┌─ Quoted passage
10 Things to Make With Fresh Mint (+printable!)
Enjoy these 10 practical ways to use fresh mint from your garden + a free printable reference sheet!
Mint is easy to grow and helps cool, relieve pain, indigestion, headache & sore muscles.
While peppermint (Mentha piperita) and spearmint (Mentha spicata) are most commonly used, if you have other types of mint such as orange, pineapple or chocolate mint, feel free to try them in the ideas below instead.
If you scroll to the end of this article, you’ll find a quick “cheat sheet” about using mint that you can print out and reference any time you’d like. (No signup required, just click and grab!)
1.) Mint Ice Cubes
These are super easy to make and look so pretty in summertime beverages!
To make, pour a small amount of water in each section of an ice tray and place a mint leaf in each one. Freeze until almost solid to hold the leaf in place, then pour more water in until the tray is filled.
Freeze again until solid then remove the cubes and add as a decorative accent to drinks.
Store in freezer bags until ready to use.
2.) Mint Sugar
Mint sugar can be used to sprinkle on cookies, muffins or sweet breads. You can use it to sweeten tea or roll grapes and other fruit in it, for an extra sweet snack. My favorite way though, is as a topping for buttery toast, instead of cinnamon and sugar. It’s so yummy!
To make mint sugar you’ll need:
- 1/3 cup of sugar
- about 8 fresh mint leaves
Blend the sugar and mint together in a mini-food processor.
Use right away, or for longer storage, spread in a single layer on a cookie sheet and let air dry overnight. Store in a small jar out of sunlight.
3.) Mint Iced Tea
This is so refreshing on a hot summer day! You can use any type of mint that you have on hand, but my favorite is spearmint.
To make mint iced tea:
- Fill a jar with fresh mint leaves.
- Pour simmering hot water over them, cover with a saucer and let steep until cool enough to handle.
- Place the unstrained tea in the refrigerator and let it steep further for several hours or overnight. (This gives a really strong infusion.)
- Strain, sweeten to taste and pour over ice cubes.
- Best enjoyed in a hammock in the shade with a good book!
4.) Mint Tincture
Mint tincture can be used for upset stomach, motion sickness and is said to be an excellent cure for the hiccups!
To make: fill a mason jar with fresh mint leaves (jar size depends on how many leaves you’ve gathered up), then cover with an 80 proof or higher alcohol like vodka or brandy.
If you don’t have fresh mint, use dried instead – keeping a roughly 1 part dried herb to 5 parts alcohol ratio in mind. (My favorite place to buy dried herbs is Mountain Rose Herbs.)
If the lid is metallic, place a layer of plastic wrap between the jar and the lid, to prevent corrosion.
Cap and store in a cool, dark place for 2 to 3 weeks before straining, shaking every day or two, as you remember.
Start with a dose of a few drops, increasing a bit, if needed. To treat my family, I mix with a spoonful of raw honey.
5.) Mint Lip Balms & Salve
Learn how to turn your mint leaves into two kinds of lip balm and a salve.
You can find the full instructions in THIS BLOG POST.
6.) Cucumber Mint Bath Soak
Fresh cucumbers and mint leaves combine with Epsom salt to create this lightly scented and refreshing bath soak made from locally sourced ingredients.
└─
What is asked →
1 > According to the mint article, how long should mint tincture sit in a cool, dark place before it is strained?
2 > Resume the mint article after its last sentence, keeping its tone and format.
The entries that come next are separate material, unrelated to the mint article.
┌─ Supplied material
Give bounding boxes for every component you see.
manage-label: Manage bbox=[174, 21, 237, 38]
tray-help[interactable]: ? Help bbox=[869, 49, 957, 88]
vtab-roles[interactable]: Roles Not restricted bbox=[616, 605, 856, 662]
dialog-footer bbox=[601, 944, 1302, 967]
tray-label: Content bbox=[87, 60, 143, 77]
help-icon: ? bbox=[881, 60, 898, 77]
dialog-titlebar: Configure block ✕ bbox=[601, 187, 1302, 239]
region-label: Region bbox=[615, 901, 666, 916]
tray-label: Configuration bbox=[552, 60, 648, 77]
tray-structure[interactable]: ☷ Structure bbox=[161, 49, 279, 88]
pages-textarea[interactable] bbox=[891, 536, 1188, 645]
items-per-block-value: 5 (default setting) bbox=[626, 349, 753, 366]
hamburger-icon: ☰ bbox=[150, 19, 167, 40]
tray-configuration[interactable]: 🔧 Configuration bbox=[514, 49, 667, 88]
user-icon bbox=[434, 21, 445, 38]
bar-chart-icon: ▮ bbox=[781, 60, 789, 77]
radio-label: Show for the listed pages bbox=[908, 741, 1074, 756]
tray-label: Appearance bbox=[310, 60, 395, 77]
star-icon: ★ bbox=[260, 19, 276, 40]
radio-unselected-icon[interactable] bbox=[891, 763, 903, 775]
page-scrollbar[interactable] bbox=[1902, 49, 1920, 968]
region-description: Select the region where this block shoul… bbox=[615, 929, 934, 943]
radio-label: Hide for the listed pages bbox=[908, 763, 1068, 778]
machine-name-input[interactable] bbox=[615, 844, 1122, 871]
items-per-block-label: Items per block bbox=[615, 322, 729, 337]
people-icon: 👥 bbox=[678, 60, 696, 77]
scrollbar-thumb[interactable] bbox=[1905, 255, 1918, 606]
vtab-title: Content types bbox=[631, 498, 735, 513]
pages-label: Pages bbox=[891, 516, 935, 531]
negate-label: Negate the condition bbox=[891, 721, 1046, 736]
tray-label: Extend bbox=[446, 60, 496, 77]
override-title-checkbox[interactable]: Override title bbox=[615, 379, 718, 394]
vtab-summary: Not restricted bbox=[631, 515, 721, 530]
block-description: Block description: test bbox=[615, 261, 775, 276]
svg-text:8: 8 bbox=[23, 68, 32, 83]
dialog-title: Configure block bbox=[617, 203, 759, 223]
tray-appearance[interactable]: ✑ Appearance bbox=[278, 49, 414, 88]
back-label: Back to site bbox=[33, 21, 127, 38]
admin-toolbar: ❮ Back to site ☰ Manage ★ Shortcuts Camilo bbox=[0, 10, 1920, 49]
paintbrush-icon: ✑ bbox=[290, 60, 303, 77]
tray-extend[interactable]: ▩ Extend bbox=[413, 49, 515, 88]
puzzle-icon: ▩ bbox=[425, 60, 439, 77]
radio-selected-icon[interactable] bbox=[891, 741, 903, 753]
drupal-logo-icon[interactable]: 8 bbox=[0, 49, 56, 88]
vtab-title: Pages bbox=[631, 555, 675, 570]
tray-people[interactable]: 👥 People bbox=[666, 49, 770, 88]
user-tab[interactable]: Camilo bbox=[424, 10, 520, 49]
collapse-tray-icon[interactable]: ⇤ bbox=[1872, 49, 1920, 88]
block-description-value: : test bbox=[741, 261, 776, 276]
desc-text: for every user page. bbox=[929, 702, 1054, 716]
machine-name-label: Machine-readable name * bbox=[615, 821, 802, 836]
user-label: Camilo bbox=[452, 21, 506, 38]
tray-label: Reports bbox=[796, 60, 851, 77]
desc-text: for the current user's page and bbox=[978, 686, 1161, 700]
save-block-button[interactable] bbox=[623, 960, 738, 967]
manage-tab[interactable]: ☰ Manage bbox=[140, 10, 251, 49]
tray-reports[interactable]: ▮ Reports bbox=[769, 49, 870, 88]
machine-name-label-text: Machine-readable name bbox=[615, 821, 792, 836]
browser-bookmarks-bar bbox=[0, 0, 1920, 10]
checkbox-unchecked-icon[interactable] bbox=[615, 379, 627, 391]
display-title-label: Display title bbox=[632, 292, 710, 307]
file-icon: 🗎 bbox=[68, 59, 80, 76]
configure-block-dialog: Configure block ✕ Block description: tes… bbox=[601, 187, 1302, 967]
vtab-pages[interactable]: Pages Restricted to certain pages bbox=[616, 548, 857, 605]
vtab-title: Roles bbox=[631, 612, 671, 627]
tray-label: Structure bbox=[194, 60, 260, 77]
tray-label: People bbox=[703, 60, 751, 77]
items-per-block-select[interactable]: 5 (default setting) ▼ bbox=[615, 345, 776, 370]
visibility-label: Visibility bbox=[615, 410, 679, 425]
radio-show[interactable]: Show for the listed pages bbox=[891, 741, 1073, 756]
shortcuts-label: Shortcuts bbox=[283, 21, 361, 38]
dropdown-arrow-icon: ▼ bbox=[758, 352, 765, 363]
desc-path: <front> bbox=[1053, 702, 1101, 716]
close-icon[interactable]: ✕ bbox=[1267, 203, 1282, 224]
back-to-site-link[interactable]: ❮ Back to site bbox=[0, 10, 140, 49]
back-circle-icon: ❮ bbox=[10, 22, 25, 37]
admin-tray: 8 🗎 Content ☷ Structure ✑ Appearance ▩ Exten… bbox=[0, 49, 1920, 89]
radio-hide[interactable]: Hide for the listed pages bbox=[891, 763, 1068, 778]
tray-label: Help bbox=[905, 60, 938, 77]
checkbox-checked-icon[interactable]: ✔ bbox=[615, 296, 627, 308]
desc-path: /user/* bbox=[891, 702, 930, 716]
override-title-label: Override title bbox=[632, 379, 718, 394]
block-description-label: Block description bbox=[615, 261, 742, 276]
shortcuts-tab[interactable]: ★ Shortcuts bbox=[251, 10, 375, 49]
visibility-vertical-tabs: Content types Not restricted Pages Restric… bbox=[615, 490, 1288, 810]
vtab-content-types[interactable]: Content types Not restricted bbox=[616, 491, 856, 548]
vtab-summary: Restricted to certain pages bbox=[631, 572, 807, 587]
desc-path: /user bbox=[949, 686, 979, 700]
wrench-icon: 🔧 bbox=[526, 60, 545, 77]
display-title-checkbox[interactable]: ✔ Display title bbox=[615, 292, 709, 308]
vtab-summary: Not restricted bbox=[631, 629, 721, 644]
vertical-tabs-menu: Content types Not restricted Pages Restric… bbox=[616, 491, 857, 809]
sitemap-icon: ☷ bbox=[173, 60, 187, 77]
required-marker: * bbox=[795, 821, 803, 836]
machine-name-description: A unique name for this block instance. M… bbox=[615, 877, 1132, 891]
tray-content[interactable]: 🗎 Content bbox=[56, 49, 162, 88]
└─
Answer list →
1 > 2 to 3 weeks.

2 >
The salt helps to rapidly dry the fresh ingredients, capturing and preserving the natural green color for months.
No fake colorants, food coloring, or preservatives needed!
You can find the full recipe HERE.
Here’s a video of me making Cucumber Mint Bath Soak! (Sometimes an ad plays first, but the recipe will start right after!)
7.) Mint Clay Shampoo Treatment
This deep cleaning treatment only needs to be done once a month and is most ideal for hair on the oily side.
Peppermint is reported to stimulate your scalp, encouraging new hair growth.
To make and use mint clay shampoo treatment:
- Mix 1 teaspoon of your favorite shampoo together with 1 teaspoon mint tea and 1/2 teaspoon green French clay (or other cosmetic clay.)
- Add a drop or two of peppermint essential oil for an even more invigorating experience.
- Massage a small amount into your scalp.
- Leave on for about two or three minutes then rinse thoroughly.
- Follow with a rinse of 1 part vinegar and 1 part water.
- This hair treatment is perishable and should be used within a few hours of mixing together.
8.) Mint Vinegar
Mint vinegar is super easy to make and comes in quite handy!
For windows & counters: Mix one part vinegar with one part water and a pinch of cornstarch (optional). Shake well before using.
You can also add mint vinegar to your mop water.
For a frugal fabric softener, use 1/4 to 1/2 cup per load of laundry.
Dilute with water to make a soothing rinse for an itchy dog.
To make mint vinegar:
Fill a jar with fresh mint leaves and cover with vinegar. If you’re just making for household use, you can use regular vinegar. If you have culinary plans for it, try white wine vinegar instead. You can also use apple cider vinegar, which is especially nice for a hair rinse.
Cover the jar with a layer of plastic wrap then cap. This will keep the vinegar from corroding the metal and ruining your mixture. Set aside for 3 to 4 weeks, shaking occasionally as you remember to. It should smell nice and minty by then, if not, steep a week or two longer. You can also remove the old leaves and add more fresh, for a stronger scent.
9.) Garden Mint Soap
This mint soap recipe is another personal favorite! The French green clay helps soothe skin irritations, while the peppermint essential oil energizes and refreshes the senses.
I use fresh mint from my garden to make this, but you can also use dried. Any type of mint that you have on hand will work in this recipe: peppermint, spearmint, pineapple mint, apple mint, orange mint and so forth.
When including herbal teas in soap, make sure that you don’t steep for too long as a strong tea can discolor soap.
(Looking for more natural soapmaking ideas? Check out my Handmade Natural Soaps ebook collection!)
10.) Doggie Breath Freshener Treats
This recipe features:
- Peppermint – which helps with intestinal gas, colic and motion sickness, plus it’s a great breath freshener.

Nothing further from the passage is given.